# start of Records

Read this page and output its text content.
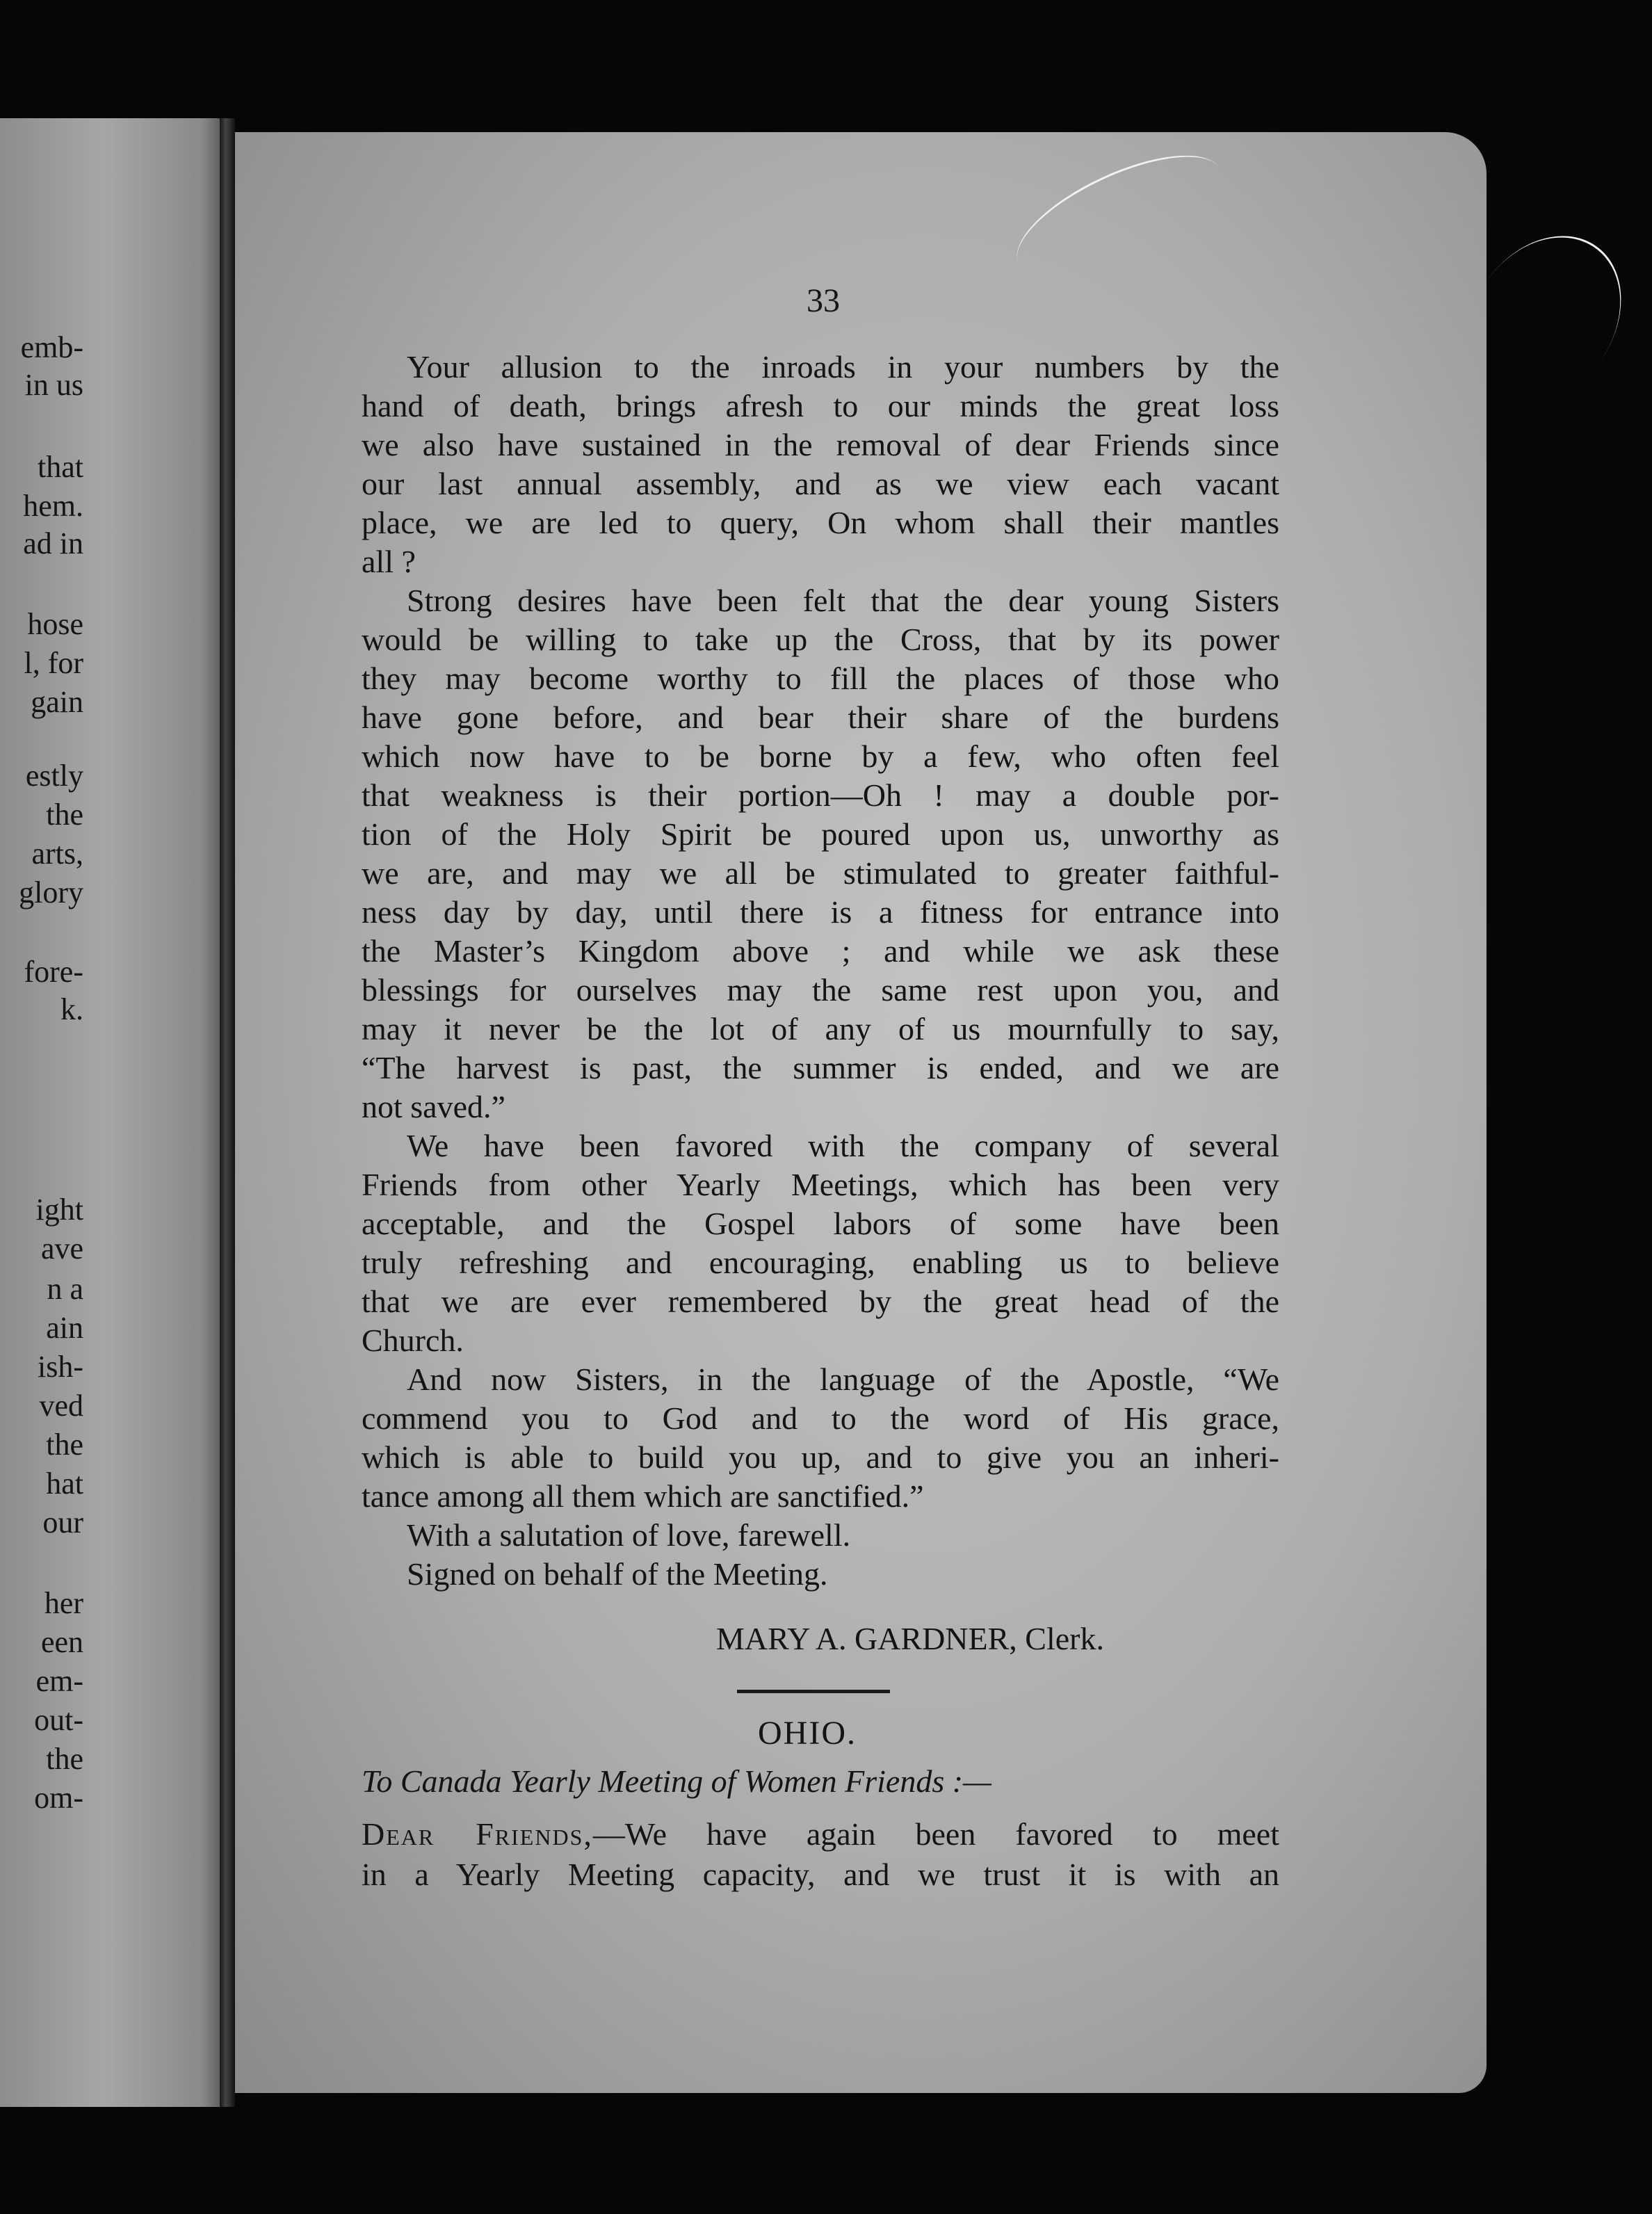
emb-
in us
that
hem.
ad in
hose
l, for
gain
estly
the
arts,
glory
fore-
k.
ight
ave
n a
ain
ish-
ved
the
hat
our
her
een
em-
out-
the
om-
33
Your allusion to the inroads in your numbers by the
hand of death, brings afresh to our minds the great loss
we also have sustained in the removal of dear Friends since
our last annual assembly, and as we view each vacant
place, we are led to query, On whom shall their mantles
all ?
Strong desires have been felt that the dear young Sisters
would be willing to take up the Cross, that by its power
they may become worthy to fill the places of those who
have gone before, and bear their share of the burdens
which now have to be borne by a few, who often feel
that weakness is their portion—Oh ! may a double por-
tion of the Holy Spirit be poured upon us, unworthy as
we are, and may we all be stimulated to greater faithful-
ness day by day, until there is a fitness for entrance into
the Master’s Kingdom above ; and while we ask these
blessings for ourselves may the same rest upon you, and
may it never be the lot of any of us mournfully to say,
“The harvest is past, the summer is ended, and we are
not saved.”
We have been favored with the company of several
Friends from other Yearly Meetings, which has been very
acceptable, and the Gospel labors of some have been
truly refreshing and encouraging, enabling us to believe
that we are ever remembered by the great head of the
Church.
And now Sisters, in the language of the Apostle, “We
commend you to God and to the word of His grace,
which is able to build you up, and to give you an inheri-
tance among all them which are sanctified.”
With a salutation of love, farewell.
Signed on behalf of the Meeting.
MARY A. GARDNER, Clerk.
OHIO.
To Canada Yearly Meeting of Women Friends :—
Dear Friends,—We have again been favored to meet
in a Yearly Meeting capacity, and we trust it is with an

# end of Records

From the records above, work out how many lines contain the string "their". Give only the number.

3